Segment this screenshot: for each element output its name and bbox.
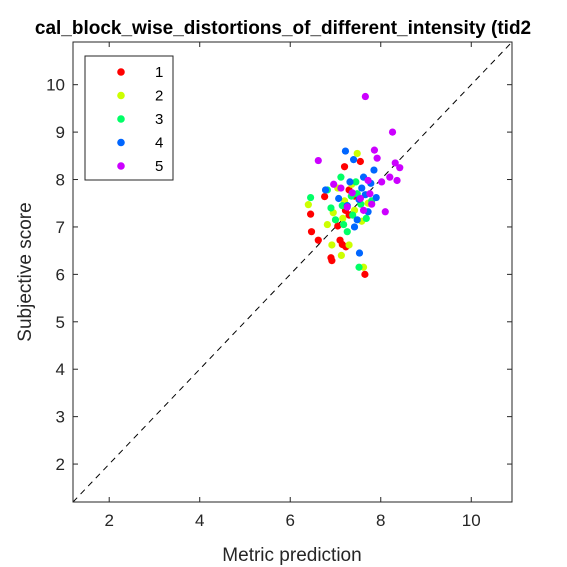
- data-point-series-4-1: [335, 194, 343, 203]
- data-point-series-3-1: [327, 204, 335, 212]
- x-axis-label: Metric prediction: [222, 545, 361, 566]
- data-point-series-4-16: [350, 223, 359, 231]
- legend-marker-3: [117, 115, 125, 123]
- data-point-series-1-0: [307, 210, 315, 218]
- data-point-series-5-2: [337, 184, 345, 192]
- plot-frame: [72, 41, 513, 503]
- axis-ticks: 2 4 6 8 10 2 3 4 5 6 7 8 9 10: [46, 42, 512, 530]
- data-points: [304, 92, 404, 278]
- data-point-series-3-5: [343, 228, 351, 236]
- chart-title: cal_block_wise_distortions_of_different_…: [35, 18, 531, 39]
- data-point-series-4-4: [349, 156, 358, 164]
- data-point-series-5-7: [364, 176, 372, 185]
- data-point-series-1-5: [328, 257, 336, 265]
- data-point-series-4-11: [370, 166, 378, 174]
- legend: 1 2 3 4 5: [84, 55, 174, 181]
- y-tick-label: 3: [56, 408, 65, 427]
- data-point-series-5-10: [373, 154, 381, 162]
- data-point-series-5-17: [396, 164, 404, 172]
- data-point-series-5-14: [388, 128, 397, 136]
- data-point-series-5-4: [348, 189, 356, 197]
- legend-label-1: 1: [155, 64, 163, 81]
- data-point-series-4-6: [355, 249, 364, 257]
- data-point-series-5-16: [393, 176, 401, 185]
- data-point-series-3-3: [337, 173, 345, 181]
- data-point-series-4-2: [341, 147, 350, 155]
- y-tick-label: 8: [56, 171, 65, 190]
- data-point-series-5-1: [330, 180, 338, 188]
- y-tick-label: 6: [56, 265, 65, 284]
- data-point-series-2-13: [339, 214, 347, 223]
- data-point-series-5-12: [381, 208, 389, 216]
- data-point-series-1-9: [334, 222, 342, 230]
- legend-marker-5: [117, 162, 125, 170]
- data-point-series-3-4: [340, 220, 348, 229]
- data-point-series-1-13: [356, 157, 364, 166]
- data-point-series-1-2: [314, 236, 322, 244]
- data-point-series-3-10: [362, 214, 370, 223]
- data-point-series-5-13: [386, 173, 394, 181]
- data-point-series-2-1: [323, 220, 331, 229]
- x-tick-label: 2: [104, 511, 113, 530]
- data-point-series-3-8: [355, 263, 363, 271]
- reference-diagonal-line: [72, 41, 513, 503]
- legend-label-4: 4: [155, 135, 163, 152]
- legend-label-2: 2: [155, 88, 163, 105]
- data-point-series-5-0: [314, 156, 322, 165]
- y-tick-label: 2: [56, 455, 65, 474]
- data-point-series-4-5: [353, 216, 361, 224]
- y-tick-label: 10: [46, 76, 65, 95]
- data-point-series-4-12: [372, 193, 380, 202]
- data-point-series-5-5: [356, 194, 364, 203]
- data-point-series-2-3: [337, 251, 345, 260]
- data-point-series-5-15: [391, 159, 399, 167]
- data-point-series-3-2: [331, 216, 340, 224]
- data-point-series-3-0: [307, 193, 315, 202]
- y-tick-label: 9: [56, 123, 65, 142]
- data-point-series-1-15: [361, 270, 369, 278]
- x-tick-label: 10: [462, 511, 481, 530]
- data-point-series-3-7: [352, 178, 360, 186]
- legend-marker-4: [117, 138, 125, 147]
- data-point-series-2-0: [304, 201, 312, 209]
- data-point-series-5-9: [370, 146, 379, 154]
- x-tick-label: 8: [376, 511, 385, 530]
- data-point-series-1-1: [307, 228, 316, 236]
- y-tick-label: 4: [56, 360, 65, 379]
- data-point-series-4-3: [346, 178, 354, 186]
- y-axis-label: Subjective score: [15, 202, 36, 341]
- data-point-series-5-3: [343, 203, 351, 211]
- y-tick-label: 5: [56, 313, 65, 332]
- data-point-series-4-0: [321, 186, 330, 194]
- data-point-series-2-4: [345, 241, 353, 249]
- x-tick-label: 4: [195, 511, 204, 530]
- data-point-series-5-8: [368, 200, 376, 208]
- legend-label-3: 3: [155, 111, 163, 128]
- y-tick-label: 7: [56, 218, 65, 237]
- data-point-series-5-19: [359, 206, 368, 214]
- legend-box: [84, 55, 174, 181]
- data-point-series-2-2: [328, 241, 336, 249]
- x-tick-label: 6: [286, 511, 295, 530]
- legend-label-5: 5: [155, 158, 163, 175]
- data-point-series-4-7: [358, 184, 366, 192]
- legend-marker-1: [117, 68, 125, 76]
- data-point-series-5-18: [366, 190, 374, 198]
- data-point-series-1-3: [321, 192, 329, 201]
- data-point-series-2-5: [353, 149, 361, 158]
- data-point-series-5-11: [378, 178, 386, 186]
- data-point-series-3-13: [349, 211, 357, 219]
- legend-marker-2: [117, 91, 125, 100]
- data-point-series-1-12: [340, 163, 349, 171]
- data-point-series-5-6: [361, 92, 369, 101]
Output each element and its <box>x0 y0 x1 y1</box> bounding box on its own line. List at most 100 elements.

# # # #

Task to carry out —
Convert every line of the listing above into a JSON list of strings, one string per line, leaving out blank lines and the picture.

The solution —
[
  "Segment this screenshot: for each element output its name and bbox.",
  "- data-point-series-4-1: [335, 194, 343, 203]",
  "- data-point-series-3-1: [327, 204, 335, 212]",
  "- x-axis-label: Metric prediction: [222, 545, 361, 566]",
  "- data-point-series-4-16: [350, 223, 359, 231]",
  "- legend-marker-3: [117, 115, 125, 123]",
  "- data-point-series-1-0: [307, 210, 315, 218]",
  "- data-point-series-5-2: [337, 184, 345, 192]",
  "- plot-frame: [72, 41, 513, 503]",
  "- axis-ticks: 2 4 6 8 10 2 3 4 5 6 7 8 9 10: [46, 42, 512, 530]",
  "- data-points: [304, 92, 404, 278]",
  "- data-point-series-3-5: [343, 228, 351, 236]",
  "- chart-title: cal_block_wise_distortions_of_different_…: [35, 18, 531, 39]",
  "- data-point-series-4-4: [349, 156, 358, 164]",
  "- data-point-series-5-7: [364, 176, 372, 185]",
  "- data-point-series-1-5: [328, 257, 336, 265]",
  "- data-point-series-4-11: [370, 166, 378, 174]",
  "- legend: 1 2 3 4 5: [84, 55, 174, 181]",
  "- y-tick-label: 3: [56, 408, 65, 427]",
  "- data-point-series-5-10: [373, 154, 381, 162]",
  "- data-point-series-5-17: [396, 164, 404, 172]",
  "- data-point-series-5-14: [388, 128, 397, 136]",
  "- data-point-series-5-4: [348, 189, 356, 197]",
  "- legend-label-1: 1: [155, 64, 163, 81]",
  "- data-point-series-4-6: [355, 249, 364, 257]",
  "- data-point-series-5-16: [393, 176, 401, 185]",
  "- data-point-series-3-3: [337, 173, 345, 181]",
  "- data-point-series-4-2: [341, 147, 350, 155]",
  "- y-tick-label: 8: [56, 171, 65, 190]",
  "- data-point-series-5-1: [330, 180, 338, 188]",
  "- y-tick-label: 6: [56, 265, 65, 284]",
  "- data-point-series-2-13: [339, 214, 347, 223]",
  "- data-point-series-5-12: [381, 208, 389, 216]",
  "- data-point-series-1-9: [334, 222, 342, 230]",
  "- legend-marker-5: [117, 162, 125, 170]",
  "- data-point-series-3-4: [340, 220, 348, 229]",
  "- data-point-series-1-13: [356, 157, 364, 166]",
  "- data-point-series-1-2: [314, 236, 322, 244]",
  "- data-point-series-3-10: [362, 214, 370, 223]",
  "- data-point-series-5-13: [386, 173, 394, 181]",
  "- data-point-series-2-1: [323, 220, 331, 229]",
  "- x-tick-label: 2: [104, 511, 113, 530]",
  "- data-point-series-3-8: [355, 263, 363, 271]",
  "- reference-diagonal-line: [72, 41, 513, 503]",
  "- legend-label-4: 4: [155, 135, 163, 152]",
  "- legend-label-2: 2: [155, 88, 163, 105]",
  "- data-point-series-5-0: [314, 156, 322, 165]",
  "- y-tick-label: 2: [56, 455, 65, 474]",
  "- data-point-series-4-5: [353, 216, 361, 224]",
  "- y-tick-label: 10: [46, 76, 65, 95]",
  "- data-point-series-4-12: [372, 193, 380, 202]",
  "- data-point-series-5-5: [356, 194, 364, 203]",
  "- data-point-series-2-3: [337, 251, 345, 260]",
  "- data-point-series-5-15: [391, 159, 399, 167]",
  "- data-point-series-3-2: [331, 216, 340, 224]",
  "- data-point-series-3-0: [307, 193, 315, 202]",
  "- y-tick-label: 9: [56, 123, 65, 142]",
  "- data-point-series-1-15: [361, 270, 369, 278]",
  "- x-tick-label: 10: [462, 511, 481, 530]",
  "- data-point-series-3-7: [352, 178, 360, 186]",
  "- legend-marker-4: [117, 138, 125, 147]",
  "- data-point-series-2-0: [304, 201, 312, 209]",
  "- data-point-series-5-9: [370, 146, 379, 154]",
  "- x-tick-label: 8: [376, 511, 385, 530]",
  "- data-point-series-1-1: [307, 228, 316, 236]",
  "- y-tick-label: 4: [56, 360, 65, 379]",
  "- data-point-series-4-3: [346, 178, 354, 186]",
  "- y-axis-label: Subjective score: [15, 202, 36, 341]",
  "- data-point-series-5-3: [343, 203, 351, 211]",
  "- y-tick-label: 5: [56, 313, 65, 332]",
  "- data-point-series-4-0: [321, 186, 330, 194]",
  "- data-point-series-2-4: [345, 241, 353, 249]",
  "- x-tick-label: 4: [195, 511, 204, 530]",
  "- data-point-series-5-8: [368, 200, 376, 208]",
  "- legend-label-3: 3: [155, 111, 163, 128]",
  "- y-tick-label: 7: [56, 218, 65, 237]",
  "- data-point-series-5-19: [359, 206, 368, 214]",
  "- legend-box: [84, 55, 174, 181]",
  "- data-point-series-2-2: [328, 241, 336, 249]",
  "- x-tick-label: 6: [286, 511, 295, 530]",
  "- legend-label-5: 5: [155, 158, 163, 175]",
  "- data-point-series-4-7: [358, 184, 366, 192]",
  "- legend-marker-1: [117, 68, 125, 76]",
  "- data-point-series-5-18: [366, 190, 374, 198]",
  "- data-point-series-1-3: [321, 192, 329, 201]",
  "- data-point-series-2-5: [353, 149, 361, 158]",
  "- data-point-series-5-11: [378, 178, 386, 186]",
  "- data-point-series-3-13: [349, 211, 357, 219]",
  "- legend-marker-2: [117, 91, 125, 100]",
  "- data-point-series-1-12: [340, 163, 349, 171]",
  "- data-point-series-5-6: [361, 92, 369, 101]",
  "Output each element and its <box>x0 y0 x1 y1</box> bounding box on its own line. List at most 100 elements."
]